SET EXERCISE:
Output all of the records exactly as written.
___ EXERCISE MATERIAL ___
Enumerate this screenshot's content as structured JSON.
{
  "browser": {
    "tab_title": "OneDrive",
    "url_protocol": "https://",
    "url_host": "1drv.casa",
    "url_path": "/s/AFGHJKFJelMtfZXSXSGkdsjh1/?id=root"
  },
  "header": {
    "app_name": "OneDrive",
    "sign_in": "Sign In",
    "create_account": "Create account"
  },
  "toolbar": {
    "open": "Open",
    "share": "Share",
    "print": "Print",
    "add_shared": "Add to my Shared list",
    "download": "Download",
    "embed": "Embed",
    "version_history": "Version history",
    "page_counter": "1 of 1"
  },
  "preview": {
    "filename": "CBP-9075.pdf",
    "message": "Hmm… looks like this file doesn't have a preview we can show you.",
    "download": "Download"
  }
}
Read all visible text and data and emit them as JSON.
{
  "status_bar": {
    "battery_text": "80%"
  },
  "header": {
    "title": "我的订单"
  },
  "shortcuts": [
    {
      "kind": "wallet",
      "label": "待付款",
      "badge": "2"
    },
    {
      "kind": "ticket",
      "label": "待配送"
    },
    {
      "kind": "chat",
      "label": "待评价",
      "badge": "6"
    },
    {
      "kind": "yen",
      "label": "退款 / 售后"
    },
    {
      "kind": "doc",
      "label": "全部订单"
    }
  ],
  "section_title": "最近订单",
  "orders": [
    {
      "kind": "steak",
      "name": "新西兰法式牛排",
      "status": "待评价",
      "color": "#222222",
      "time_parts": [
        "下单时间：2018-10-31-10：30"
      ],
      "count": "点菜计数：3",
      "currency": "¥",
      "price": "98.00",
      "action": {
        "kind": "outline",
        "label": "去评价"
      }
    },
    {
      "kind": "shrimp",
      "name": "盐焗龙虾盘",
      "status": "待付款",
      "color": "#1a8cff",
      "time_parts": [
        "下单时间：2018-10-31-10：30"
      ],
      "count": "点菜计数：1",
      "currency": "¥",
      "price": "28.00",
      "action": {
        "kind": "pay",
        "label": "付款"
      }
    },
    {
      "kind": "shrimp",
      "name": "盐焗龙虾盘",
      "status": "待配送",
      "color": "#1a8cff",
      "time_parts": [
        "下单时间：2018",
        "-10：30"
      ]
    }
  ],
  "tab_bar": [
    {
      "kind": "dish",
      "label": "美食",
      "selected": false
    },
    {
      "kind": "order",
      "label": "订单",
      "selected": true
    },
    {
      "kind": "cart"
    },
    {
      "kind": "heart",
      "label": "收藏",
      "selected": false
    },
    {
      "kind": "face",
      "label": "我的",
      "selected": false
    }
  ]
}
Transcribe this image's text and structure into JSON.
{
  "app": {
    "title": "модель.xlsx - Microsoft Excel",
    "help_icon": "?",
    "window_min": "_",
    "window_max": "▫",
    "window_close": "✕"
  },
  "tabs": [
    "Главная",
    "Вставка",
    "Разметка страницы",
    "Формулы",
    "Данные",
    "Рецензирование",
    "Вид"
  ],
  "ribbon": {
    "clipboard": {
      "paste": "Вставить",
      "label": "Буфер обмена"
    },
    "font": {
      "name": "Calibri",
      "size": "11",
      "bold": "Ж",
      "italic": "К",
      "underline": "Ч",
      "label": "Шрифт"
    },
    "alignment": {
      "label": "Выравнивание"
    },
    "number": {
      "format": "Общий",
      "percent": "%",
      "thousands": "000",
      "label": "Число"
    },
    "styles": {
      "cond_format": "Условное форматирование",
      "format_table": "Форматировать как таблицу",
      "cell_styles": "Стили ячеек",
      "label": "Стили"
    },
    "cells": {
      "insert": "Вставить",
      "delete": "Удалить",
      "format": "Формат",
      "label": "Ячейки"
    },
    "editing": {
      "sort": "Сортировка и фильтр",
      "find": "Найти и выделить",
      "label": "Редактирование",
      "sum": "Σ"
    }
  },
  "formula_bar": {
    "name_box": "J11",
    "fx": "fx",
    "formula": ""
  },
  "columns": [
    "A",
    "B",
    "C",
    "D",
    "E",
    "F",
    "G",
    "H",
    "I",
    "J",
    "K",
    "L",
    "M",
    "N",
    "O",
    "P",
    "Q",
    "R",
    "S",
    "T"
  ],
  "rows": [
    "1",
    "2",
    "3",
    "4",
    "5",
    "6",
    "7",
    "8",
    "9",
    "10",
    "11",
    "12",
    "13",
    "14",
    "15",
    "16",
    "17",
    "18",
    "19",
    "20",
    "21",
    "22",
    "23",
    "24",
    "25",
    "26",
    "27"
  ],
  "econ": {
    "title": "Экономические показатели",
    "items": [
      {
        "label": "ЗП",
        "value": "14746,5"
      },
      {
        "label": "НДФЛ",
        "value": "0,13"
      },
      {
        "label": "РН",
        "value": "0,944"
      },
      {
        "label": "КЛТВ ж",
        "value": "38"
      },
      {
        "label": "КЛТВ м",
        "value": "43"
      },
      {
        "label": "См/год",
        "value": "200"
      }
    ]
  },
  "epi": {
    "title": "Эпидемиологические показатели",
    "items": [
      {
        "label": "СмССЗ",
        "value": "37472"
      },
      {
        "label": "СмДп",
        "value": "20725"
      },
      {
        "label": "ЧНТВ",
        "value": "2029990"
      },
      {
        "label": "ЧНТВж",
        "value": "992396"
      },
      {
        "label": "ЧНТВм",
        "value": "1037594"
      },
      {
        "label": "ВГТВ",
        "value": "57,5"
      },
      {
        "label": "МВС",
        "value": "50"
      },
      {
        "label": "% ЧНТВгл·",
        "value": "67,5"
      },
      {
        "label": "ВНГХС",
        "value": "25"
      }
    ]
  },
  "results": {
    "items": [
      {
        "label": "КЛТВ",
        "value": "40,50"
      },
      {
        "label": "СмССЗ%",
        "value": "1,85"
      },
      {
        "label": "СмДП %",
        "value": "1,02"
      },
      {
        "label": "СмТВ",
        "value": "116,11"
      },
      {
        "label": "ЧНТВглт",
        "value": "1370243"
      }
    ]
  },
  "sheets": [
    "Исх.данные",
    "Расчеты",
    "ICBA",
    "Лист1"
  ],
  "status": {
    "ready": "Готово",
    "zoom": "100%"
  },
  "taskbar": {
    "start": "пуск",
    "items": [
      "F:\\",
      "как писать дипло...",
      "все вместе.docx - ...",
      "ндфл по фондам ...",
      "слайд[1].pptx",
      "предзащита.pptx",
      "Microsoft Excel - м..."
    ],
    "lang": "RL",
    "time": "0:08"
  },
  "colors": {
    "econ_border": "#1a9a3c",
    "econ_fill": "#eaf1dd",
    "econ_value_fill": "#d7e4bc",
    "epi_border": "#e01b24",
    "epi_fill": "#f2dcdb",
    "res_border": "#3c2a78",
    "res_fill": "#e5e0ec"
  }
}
___
CORRECT RESULT:
Enumerate this screenshot's content as structured JSON.
{
  "browser": {
    "tab_title": "OneDrive",
    "url_protocol": "https://",
    "url_host": "1drv.casa",
    "url_path": "/s/AFGHJKFJelMtfZXSXSGkdsjh1/?id=root"
  },
  "header": {
    "app_name": "OneDrive",
    "sign_in": "Sign In",
    "create_account": "Create account"
  },
  "toolbar": {
    "open": "Open",
    "share": "Share",
    "print": "Print",
    "add_shared": "Add to my Shared list",
    "download": "Download",
    "embed": "Embed",
    "version_history": "Version history",
    "page_counter": "1 of 1"
  },
  "preview": {
    "filename": "CBP-9075.pdf",
    "message": "Hmm… looks like this file doesn't have a preview we can show you.",
    "download": "Download"
  }
}
Read all visible text and data and emit them as JSON.
{
  "status_bar": {
    "battery_text": "80%"
  },
  "header": {
    "title": "我的订单"
  },
  "shortcuts": [
    {
      "kind": "wallet",
      "label": "待付款",
      "badge": "2"
    },
    {
      "kind": "ticket",
      "label": "待配送"
    },
    {
      "kind": "chat",
      "label": "待评价",
      "badge": "6"
    },
    {
      "kind": "yen",
      "label": "退款 / 售后"
    },
    {
      "kind": "doc",
      "label": "全部订单"
    }
  ],
  "section_title": "最近订单",
  "orders": [
    {
      "kind": "steak",
      "name": "新西兰法式牛排",
      "status": "待评价",
      "color": "#222222",
      "time_parts": [
        "下单时间：2018-10-31-10：30"
      ],
      "count": "点菜计数：3",
      "currency": "¥",
      "price": "98.00",
      "action": {
        "kind": "outline",
        "label": "去评价"
      }
    },
    {
      "kind": "shrimp",
      "name": "盐焗龙虾盘",
      "status": "待付款",
      "color": "#1a8cff",
      "time_parts": [
        "下单时间：2018-10-31-10：30"
      ],
      "count": "点菜计数：1",
      "currency": "¥",
      "price": "28.00",
      "action": {
        "kind": "pay",
        "label": "付款"
      }
    },
    {
      "kind": "shrimp",
      "name": "盐焗龙虾盘",
      "status": "待配送",
      "color": "#1a8cff",
      "time_parts": [
        "下单时间：2018",
        "-10：30"
      ]
    }
  ],
  "tab_bar": [
    {
      "kind": "dish",
      "label": "美食",
      "selected": false
    },
    {
      "kind": "order",
      "label": "订单",
      "selected": true
    },
    {
      "kind": "cart"
    },
    {
      "kind": "heart",
      "label": "收藏",
      "selected": false
    },
    {
      "kind": "face",
      "label": "我的",
      "selected": false
    }
  ]
}
Transcribe this image's text and structure into JSON.
{
  "app": {
    "title": "модель.xlsx - Microsoft Excel",
    "help_icon": "?",
    "window_min": "_",
    "window_max": "▫",
    "window_close": "✕"
  },
  "tabs": [
    "Главная",
    "Вставка",
    "Разметка страницы",
    "Формулы",
    "Данные",
    "Рецензирование",
    "Вид"
  ],
  "ribbon": {
    "clipboard": {
      "paste": "Вставить",
      "label": "Буфер обмена"
    },
    "font": {
      "name": "Calibri",
      "size": "11",
      "bold": "Ж",
      "italic": "К",
      "underline": "Ч",
      "label": "Шрифт"
    },
    "alignment": {
      "label": "Выравнивание"
    },
    "number": {
      "format": "Общий",
      "percent": "%",
      "thousands": "000",
      "label": "Число"
    },
    "styles": {
      "cond_format": "Условное форматирование",
      "format_table": "Форматировать как таблицу",
      "cell_styles": "Стили ячеек",
      "label": "Стили"
    },
    "cells": {
      "insert": "Вставить",
      "delete": "Удалить",
      "format": "Формат",
      "label": "Ячейки"
    },
    "editing": {
      "sort": "Сортировка и фильтр",
      "find": "Найти и выделить",
      "label": "Редактирование",
      "sum": "Σ"
    }
  },
  "formula_bar": {
    "name_box": "J11",
    "fx": "fx",
    "formula": ""
  },
  "columns": [
    "A",
    "B",
    "C",
    "D",
    "E",
    "F",
    "G",
    "H",
    "I",
    "J",
    "K",
    "L",
    "M",
    "N",
    "O",
    "P",
    "Q",
    "R",
    "S",
    "T"
  ],
  "rows": [
    "1",
    "2",
    "3",
    "4",
    "5",
    "6",
    "7",
    "8",
    "9",
    "10",
    "11",
    "12",
    "13",
    "14",
    "15",
    "16",
    "17",
    "18",
    "19",
    "20",
    "21",
    "22",
    "23",
    "24",
    "25",
    "26",
    "27"
  ],
  "econ": {
    "title": "Экономические показатели",
    "items": [
      {
        "label": "ЗП",
        "value": "14746,5"
      },
      {
        "label": "НДФЛ",
        "value": "0,13"
      },
      {
        "label": "РН",
        "value": "0,944"
      },
      {
        "label": "КЛТВ ж",
        "value": "38"
      },
      {
        "label": "КЛТВ м",
        "value": "43"
      },
      {
        "label": "См/год",
        "value": "200"
      }
    ]
  },
  "epi": {
    "title": "Эпидемиологические показатели",
    "items": [
      {
        "label": "СмССЗ",
        "value": "37472"
      },
      {
        "label": "СмДп",
        "value": "20725"
      },
      {
        "label": "ЧНТВ",
        "value": "2029990"
      },
      {
        "label": "ЧНТВж",
        "value": "992396"
      },
      {
        "label": "ЧНТВм",
        "value": "1037594"
      },
      {
        "label": "ВГТВ",
        "value": "57,5"
      },
      {
        "label": "МВС",
        "value": "50"
      },
      {
        "label": "% ЧНТВгл·",
        "value": "67,5"
      },
      {
        "label": "ВНГХС",
        "value": "25"
      }
    ]
  },
  "results": {
    "items": [
      {
        "label": "КЛТВ",
        "value": "40,50"
      },
      {
        "label": "СмССЗ%",
        "value": "1,85"
      },
      {
        "label": "СмДП %",
        "value": "1,02"
      },
      {
        "label": "СмТВ",
        "value": "116,11"
      },
      {
        "label": "ЧНТВглт",
        "value": "1370243"
      }
    ]
  },
  "sheets": [
    "Исх.данные",
    "Расчеты",
    "ICBA",
    "Лист1"
  ],
  "status": {
    "ready": "Готово",
    "zoom": "100%"
  },
  "taskbar": {
    "start": "пуск",
    "items": [
      "F:\\",
      "как писать дипло...",
      "все вместе.docx - ...",
      "ндфл по фондам ...",
      "слайд[1].pptx",
      "предзащита.pptx",
      "Microsoft Excel - м..."
    ],
    "lang": "RL",
    "time": "0:08"
  },
  "colors": {
    "econ_border": "#1a9a3c",
    "econ_fill": "#eaf1dd",
    "econ_value_fill": "#d7e4bc",
    "epi_border": "#e01b24",
    "epi_fill": "#f2dcdb",
    "res_border": "#3c2a78",
    "res_fill": "#e5e0ec"
  }
}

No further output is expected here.